# RAW DATA start

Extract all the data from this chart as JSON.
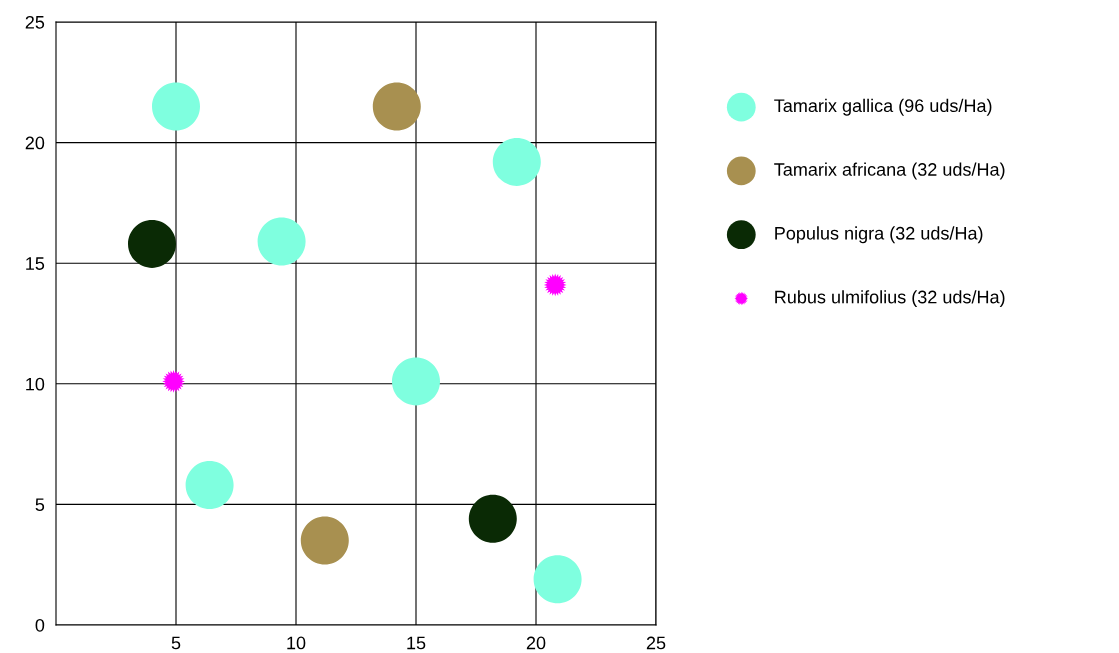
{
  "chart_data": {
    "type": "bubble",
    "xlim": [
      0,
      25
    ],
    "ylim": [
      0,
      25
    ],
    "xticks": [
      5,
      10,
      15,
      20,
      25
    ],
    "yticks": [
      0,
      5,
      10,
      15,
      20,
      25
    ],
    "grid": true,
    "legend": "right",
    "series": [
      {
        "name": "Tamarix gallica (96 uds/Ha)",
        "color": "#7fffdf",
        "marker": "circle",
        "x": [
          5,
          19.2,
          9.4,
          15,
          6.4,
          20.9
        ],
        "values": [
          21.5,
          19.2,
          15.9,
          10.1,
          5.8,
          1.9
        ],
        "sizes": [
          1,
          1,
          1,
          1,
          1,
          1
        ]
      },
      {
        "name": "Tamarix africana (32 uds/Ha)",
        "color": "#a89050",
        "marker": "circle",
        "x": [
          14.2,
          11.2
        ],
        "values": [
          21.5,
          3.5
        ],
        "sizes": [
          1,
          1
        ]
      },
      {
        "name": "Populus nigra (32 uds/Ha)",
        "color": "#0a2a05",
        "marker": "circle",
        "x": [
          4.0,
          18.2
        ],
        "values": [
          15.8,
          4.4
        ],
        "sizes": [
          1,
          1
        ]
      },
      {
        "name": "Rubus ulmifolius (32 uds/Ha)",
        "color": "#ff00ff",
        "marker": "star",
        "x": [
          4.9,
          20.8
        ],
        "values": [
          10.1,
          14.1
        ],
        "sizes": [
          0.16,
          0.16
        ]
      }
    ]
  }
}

# RAW DATA end
# RAW DATA start

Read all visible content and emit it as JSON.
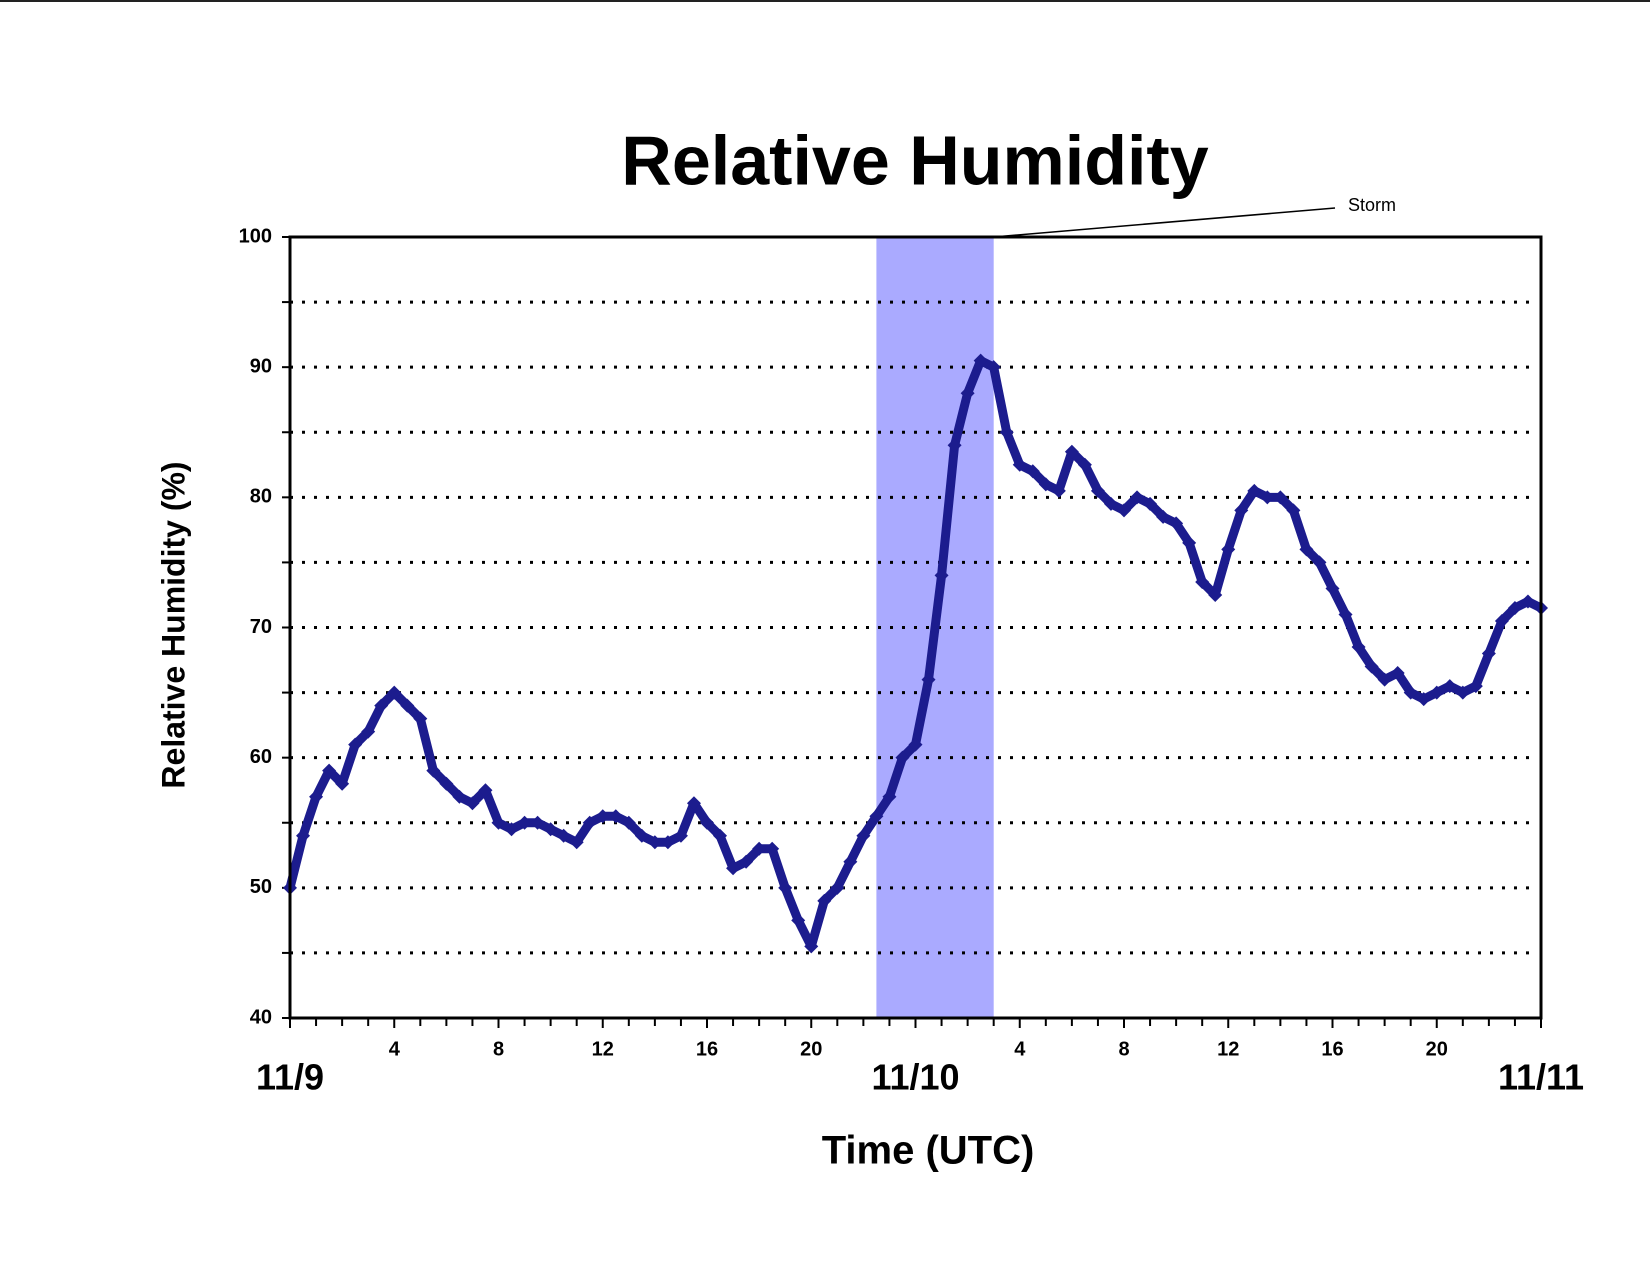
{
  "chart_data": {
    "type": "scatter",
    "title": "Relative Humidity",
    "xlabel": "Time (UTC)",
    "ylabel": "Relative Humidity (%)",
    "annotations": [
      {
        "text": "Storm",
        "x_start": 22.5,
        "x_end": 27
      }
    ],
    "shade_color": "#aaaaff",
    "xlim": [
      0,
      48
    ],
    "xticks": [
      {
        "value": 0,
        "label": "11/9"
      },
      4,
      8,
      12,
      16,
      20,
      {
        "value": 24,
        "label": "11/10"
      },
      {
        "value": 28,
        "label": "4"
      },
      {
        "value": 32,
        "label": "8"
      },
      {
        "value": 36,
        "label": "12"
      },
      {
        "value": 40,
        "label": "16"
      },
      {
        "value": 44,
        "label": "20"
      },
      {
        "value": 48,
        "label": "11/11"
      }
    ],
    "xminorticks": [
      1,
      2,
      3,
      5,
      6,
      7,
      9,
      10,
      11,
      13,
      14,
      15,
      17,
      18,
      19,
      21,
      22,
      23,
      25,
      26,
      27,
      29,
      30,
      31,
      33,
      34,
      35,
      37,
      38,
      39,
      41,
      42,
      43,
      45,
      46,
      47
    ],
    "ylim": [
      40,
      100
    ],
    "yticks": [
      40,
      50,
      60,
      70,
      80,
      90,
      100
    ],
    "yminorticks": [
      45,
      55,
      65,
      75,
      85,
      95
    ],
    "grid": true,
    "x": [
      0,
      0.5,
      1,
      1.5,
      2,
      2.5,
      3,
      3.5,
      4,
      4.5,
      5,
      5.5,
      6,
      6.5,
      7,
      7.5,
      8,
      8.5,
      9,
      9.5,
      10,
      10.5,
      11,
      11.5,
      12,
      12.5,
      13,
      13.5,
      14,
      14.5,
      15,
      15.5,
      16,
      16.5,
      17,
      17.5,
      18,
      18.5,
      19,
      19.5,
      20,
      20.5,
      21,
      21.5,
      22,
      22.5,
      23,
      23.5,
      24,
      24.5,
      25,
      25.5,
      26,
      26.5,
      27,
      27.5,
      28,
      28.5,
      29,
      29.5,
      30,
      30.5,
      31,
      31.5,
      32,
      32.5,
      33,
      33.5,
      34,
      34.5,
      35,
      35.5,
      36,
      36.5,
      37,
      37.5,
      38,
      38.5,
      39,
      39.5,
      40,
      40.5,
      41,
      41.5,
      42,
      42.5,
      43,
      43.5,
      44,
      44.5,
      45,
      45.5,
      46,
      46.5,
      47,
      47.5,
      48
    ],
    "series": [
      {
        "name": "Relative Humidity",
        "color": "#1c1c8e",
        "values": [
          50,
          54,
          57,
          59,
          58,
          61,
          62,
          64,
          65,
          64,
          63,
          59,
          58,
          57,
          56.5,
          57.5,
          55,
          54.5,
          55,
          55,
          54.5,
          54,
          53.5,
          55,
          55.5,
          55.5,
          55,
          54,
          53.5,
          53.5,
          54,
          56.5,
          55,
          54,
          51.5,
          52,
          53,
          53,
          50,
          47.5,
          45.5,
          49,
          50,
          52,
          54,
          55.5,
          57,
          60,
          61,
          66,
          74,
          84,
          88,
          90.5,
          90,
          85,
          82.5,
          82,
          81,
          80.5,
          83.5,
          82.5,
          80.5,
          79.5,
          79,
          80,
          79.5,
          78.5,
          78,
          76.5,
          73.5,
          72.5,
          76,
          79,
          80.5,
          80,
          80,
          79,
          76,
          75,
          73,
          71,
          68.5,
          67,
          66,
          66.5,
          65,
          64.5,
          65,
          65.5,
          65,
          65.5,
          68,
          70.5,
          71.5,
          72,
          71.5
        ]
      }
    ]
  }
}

# RAW DATA end
# RAW DATA start

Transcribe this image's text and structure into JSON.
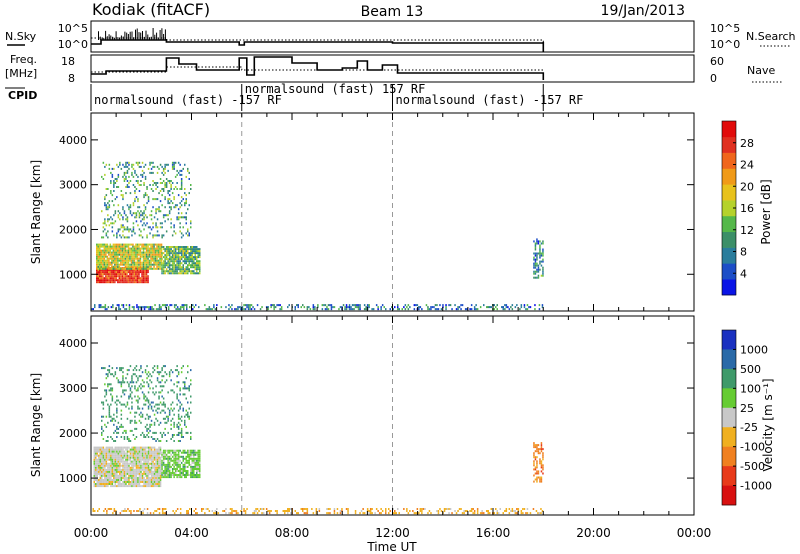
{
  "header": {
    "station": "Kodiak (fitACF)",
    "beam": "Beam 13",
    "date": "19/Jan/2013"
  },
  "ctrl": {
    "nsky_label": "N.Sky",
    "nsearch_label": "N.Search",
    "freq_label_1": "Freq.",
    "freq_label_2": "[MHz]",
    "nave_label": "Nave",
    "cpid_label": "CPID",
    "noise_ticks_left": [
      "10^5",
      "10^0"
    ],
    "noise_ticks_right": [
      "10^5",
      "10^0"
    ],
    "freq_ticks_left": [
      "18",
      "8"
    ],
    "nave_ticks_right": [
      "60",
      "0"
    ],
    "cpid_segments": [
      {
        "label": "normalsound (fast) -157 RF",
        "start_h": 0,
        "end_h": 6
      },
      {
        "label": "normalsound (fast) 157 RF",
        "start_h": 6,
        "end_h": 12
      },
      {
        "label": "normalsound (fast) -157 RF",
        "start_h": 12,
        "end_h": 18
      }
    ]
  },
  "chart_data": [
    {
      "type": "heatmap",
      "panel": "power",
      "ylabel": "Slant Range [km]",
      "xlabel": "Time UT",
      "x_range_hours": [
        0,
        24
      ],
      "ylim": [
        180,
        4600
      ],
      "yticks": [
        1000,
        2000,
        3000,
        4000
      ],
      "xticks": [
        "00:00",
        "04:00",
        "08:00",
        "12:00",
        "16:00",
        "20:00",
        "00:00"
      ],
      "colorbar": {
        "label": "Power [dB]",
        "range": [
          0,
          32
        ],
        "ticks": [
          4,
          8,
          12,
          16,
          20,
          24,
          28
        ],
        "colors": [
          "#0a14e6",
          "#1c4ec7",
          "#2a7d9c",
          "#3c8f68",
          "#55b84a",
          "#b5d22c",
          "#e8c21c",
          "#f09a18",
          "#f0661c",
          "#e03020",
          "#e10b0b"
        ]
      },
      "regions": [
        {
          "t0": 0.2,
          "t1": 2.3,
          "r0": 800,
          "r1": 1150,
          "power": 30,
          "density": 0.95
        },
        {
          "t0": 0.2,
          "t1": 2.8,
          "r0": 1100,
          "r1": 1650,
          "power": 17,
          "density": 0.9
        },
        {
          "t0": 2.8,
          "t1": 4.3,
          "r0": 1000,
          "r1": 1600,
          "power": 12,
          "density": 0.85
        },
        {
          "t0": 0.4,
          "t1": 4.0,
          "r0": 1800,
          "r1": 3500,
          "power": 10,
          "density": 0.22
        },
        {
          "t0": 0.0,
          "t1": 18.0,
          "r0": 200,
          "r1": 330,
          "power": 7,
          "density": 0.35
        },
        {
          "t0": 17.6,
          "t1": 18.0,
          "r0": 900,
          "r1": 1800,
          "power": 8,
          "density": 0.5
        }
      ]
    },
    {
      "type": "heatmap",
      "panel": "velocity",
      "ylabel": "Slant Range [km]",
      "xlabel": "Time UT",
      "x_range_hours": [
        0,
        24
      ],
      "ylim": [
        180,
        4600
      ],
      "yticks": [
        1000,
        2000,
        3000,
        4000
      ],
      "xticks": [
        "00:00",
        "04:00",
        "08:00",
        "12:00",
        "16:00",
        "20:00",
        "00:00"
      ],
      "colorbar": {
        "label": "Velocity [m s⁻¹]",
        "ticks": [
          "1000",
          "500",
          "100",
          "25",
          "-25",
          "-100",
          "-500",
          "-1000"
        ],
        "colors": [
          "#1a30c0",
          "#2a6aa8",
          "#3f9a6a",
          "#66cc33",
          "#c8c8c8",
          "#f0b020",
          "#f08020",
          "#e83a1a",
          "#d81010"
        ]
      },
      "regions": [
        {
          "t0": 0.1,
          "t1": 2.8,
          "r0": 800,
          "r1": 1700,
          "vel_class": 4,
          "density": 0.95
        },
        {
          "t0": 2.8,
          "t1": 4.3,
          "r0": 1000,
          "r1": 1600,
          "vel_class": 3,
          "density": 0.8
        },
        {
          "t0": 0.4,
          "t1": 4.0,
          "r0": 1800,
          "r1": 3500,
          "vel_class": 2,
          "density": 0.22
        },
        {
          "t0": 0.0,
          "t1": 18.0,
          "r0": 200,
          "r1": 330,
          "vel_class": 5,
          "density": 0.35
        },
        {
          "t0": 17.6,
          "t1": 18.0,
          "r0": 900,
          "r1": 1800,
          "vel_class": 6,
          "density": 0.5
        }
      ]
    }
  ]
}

# RAW DATA end

TASK
Search the lines for "JSON". Copy each line that has it.

TASK ANSWER
Extract all the data from this chart as JSON.
Read all visible content and emit it as JSON.
Transcribe this image's text and structure into JSON.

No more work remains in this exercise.